**Work to do**. Report, word for word, every line of the material that contains "JSON".

**Data records**.
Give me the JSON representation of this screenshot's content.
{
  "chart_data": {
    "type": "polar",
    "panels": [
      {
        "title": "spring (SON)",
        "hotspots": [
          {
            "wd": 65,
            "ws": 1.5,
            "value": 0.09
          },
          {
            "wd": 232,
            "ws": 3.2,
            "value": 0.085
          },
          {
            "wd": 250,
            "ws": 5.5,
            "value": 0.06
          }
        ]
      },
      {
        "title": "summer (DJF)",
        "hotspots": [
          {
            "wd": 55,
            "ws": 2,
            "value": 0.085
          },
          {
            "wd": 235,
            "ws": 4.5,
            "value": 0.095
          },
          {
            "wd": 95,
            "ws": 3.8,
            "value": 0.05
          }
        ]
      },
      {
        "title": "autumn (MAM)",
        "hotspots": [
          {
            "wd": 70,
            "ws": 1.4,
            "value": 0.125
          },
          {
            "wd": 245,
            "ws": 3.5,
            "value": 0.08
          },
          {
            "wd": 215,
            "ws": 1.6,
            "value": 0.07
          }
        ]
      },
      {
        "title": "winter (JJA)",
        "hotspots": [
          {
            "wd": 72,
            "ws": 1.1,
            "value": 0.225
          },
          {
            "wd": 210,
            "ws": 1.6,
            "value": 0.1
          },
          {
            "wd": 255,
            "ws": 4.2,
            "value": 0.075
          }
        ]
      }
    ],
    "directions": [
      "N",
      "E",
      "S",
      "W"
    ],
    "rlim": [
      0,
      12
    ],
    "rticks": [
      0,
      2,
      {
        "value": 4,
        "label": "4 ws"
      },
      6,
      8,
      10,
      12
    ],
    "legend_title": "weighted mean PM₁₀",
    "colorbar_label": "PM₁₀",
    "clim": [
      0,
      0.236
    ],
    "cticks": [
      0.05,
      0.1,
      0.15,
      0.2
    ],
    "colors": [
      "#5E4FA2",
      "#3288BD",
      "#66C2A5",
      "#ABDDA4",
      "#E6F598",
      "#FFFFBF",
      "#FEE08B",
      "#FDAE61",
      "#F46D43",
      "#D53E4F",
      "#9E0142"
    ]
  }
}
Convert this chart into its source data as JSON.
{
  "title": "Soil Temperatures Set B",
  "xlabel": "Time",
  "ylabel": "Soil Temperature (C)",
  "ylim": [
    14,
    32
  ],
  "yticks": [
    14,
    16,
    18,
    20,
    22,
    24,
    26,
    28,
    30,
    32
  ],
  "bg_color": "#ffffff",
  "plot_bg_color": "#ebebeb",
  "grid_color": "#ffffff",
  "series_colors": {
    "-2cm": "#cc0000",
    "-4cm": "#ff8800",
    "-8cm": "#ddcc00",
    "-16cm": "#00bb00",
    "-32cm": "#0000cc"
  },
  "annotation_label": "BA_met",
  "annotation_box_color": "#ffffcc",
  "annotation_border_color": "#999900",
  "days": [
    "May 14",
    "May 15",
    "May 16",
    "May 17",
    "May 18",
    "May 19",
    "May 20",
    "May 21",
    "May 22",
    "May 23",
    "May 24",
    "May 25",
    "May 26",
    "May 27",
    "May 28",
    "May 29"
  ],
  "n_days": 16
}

**Task solution**.
Give me the JSON representation of this screenshot's content.
Convert this chart into its source data as JSON.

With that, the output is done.